A block of data:
——

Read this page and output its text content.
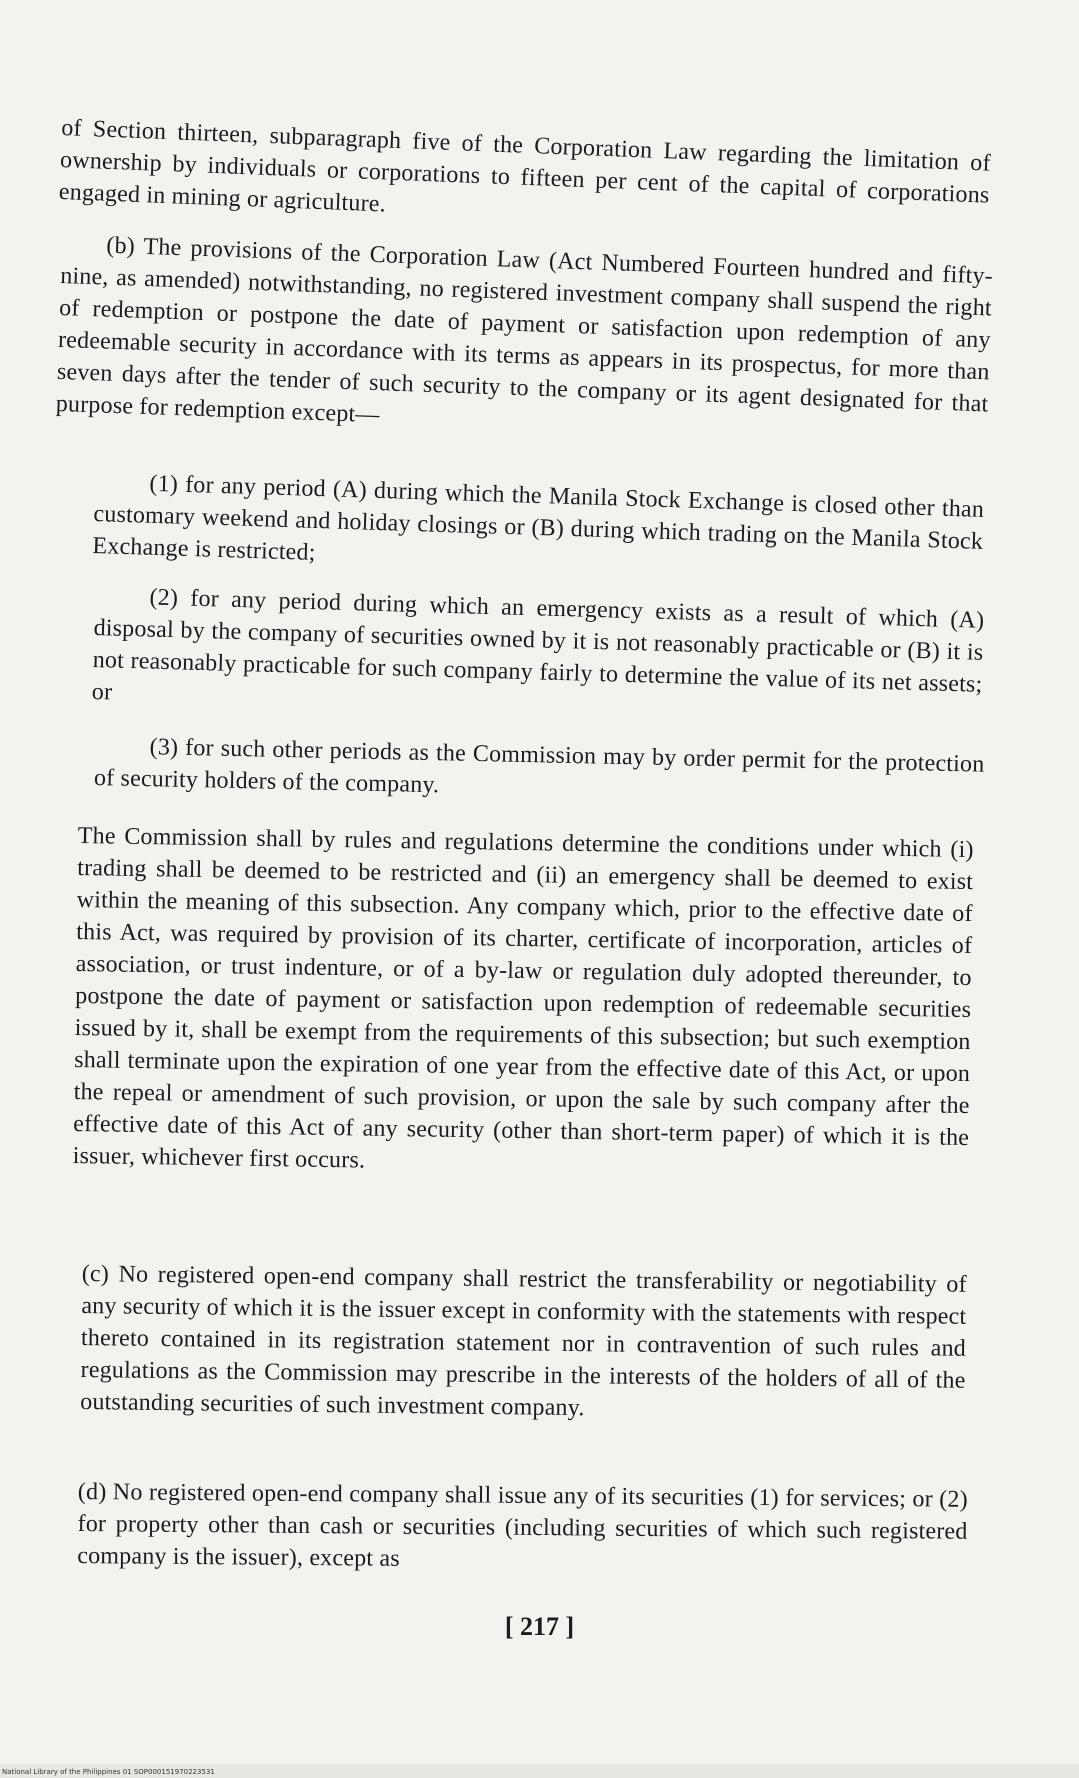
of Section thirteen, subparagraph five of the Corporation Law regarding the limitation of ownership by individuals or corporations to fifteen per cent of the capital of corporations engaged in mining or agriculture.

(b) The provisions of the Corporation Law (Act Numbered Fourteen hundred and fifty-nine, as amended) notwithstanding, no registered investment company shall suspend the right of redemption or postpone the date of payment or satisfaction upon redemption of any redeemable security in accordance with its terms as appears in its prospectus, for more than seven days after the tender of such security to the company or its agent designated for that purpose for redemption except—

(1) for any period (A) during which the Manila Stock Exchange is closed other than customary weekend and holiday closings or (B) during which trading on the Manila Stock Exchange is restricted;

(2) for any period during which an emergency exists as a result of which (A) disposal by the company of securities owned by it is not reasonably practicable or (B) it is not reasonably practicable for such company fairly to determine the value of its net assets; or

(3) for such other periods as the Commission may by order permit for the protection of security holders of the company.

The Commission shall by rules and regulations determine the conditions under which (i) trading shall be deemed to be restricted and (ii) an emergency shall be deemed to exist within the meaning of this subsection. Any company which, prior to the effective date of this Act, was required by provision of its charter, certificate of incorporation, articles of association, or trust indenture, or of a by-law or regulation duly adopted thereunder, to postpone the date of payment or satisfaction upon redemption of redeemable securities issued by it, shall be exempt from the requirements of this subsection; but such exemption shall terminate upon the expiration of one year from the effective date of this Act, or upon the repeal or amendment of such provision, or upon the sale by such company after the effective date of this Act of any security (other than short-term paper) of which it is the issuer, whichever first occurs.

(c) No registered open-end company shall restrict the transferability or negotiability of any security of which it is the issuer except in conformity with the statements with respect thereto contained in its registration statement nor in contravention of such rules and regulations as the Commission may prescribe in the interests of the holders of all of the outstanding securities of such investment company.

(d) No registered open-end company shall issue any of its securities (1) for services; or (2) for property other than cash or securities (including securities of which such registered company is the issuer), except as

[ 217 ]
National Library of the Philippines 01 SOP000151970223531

——

The records above should be reproduced exactly, with no pictures included.

WORKED ANSWER -
Read this page and output its text content.
of Section thirteen, subparagraph five of the Corporation Law regarding the limitation of ownership by individuals or corporations to fifteen per cent of the capital of corporations engaged in mining or agriculture.

(b) The provisions of the Corporation Law (Act Numbered Fourteen hundred and fifty-nine, as amended) notwithstanding, no registered investment company shall suspend the right of redemption or postpone the date of payment or satisfaction upon redemption of any redeemable security in accordance with its terms as appears in its prospectus, for more than seven days after the tender of such security to the company or its agent designated for that purpose for redemption except—

(1) for any period (A) during which the Manila Stock Exchange is closed other than customary weekend and holiday closings or (B) during which trading on the Manila Stock Exchange is restricted;

(2) for any period during which an emergency exists as a result of which (A) disposal by the company of securities owned by it is not reasonably practicable or (B) it is not reasonably practicable for such company fairly to determine the value of its net assets; or

(3) for such other periods as the Commission may by order permit for the protection of security holders of the company.

The Commission shall by rules and regulations determine the conditions under which (i) trading shall be deemed to be restricted and (ii) an emergency shall be deemed to exist within the meaning of this subsection. Any company which, prior to the effective date of this Act, was required by provision of its charter, certificate of incorporation, articles of association, or trust indenture, or of a by-law or regulation duly adopted thereunder, to postpone the date of payment or satisfaction upon redemption of redeemable securities issued by it, shall be exempt from the requirements of this subsection; but such exemption shall terminate upon the expiration of one year from the effective date of this Act, or upon the repeal or amendment of such provision, or upon the sale by such company after the effective date of this Act of any security (other than short-term paper) of which it is the issuer, whichever first occurs.

(c) No registered open-end company shall restrict the transferability or negotiability of any security of which it is the issuer except in conformity with the statements with respect thereto contained in its registration statement nor in contravention of such rules and regulations as the Commission may prescribe in the interests of the holders of all of the outstanding securities of such investment company.

(d) No registered open-end company shall issue any of its securities (1) for services; or (2) for property other than cash or securities (including securities of which such registered company is the issuer), except as

[ 217 ]
National Library of the Philippines 01 SOP000151970223531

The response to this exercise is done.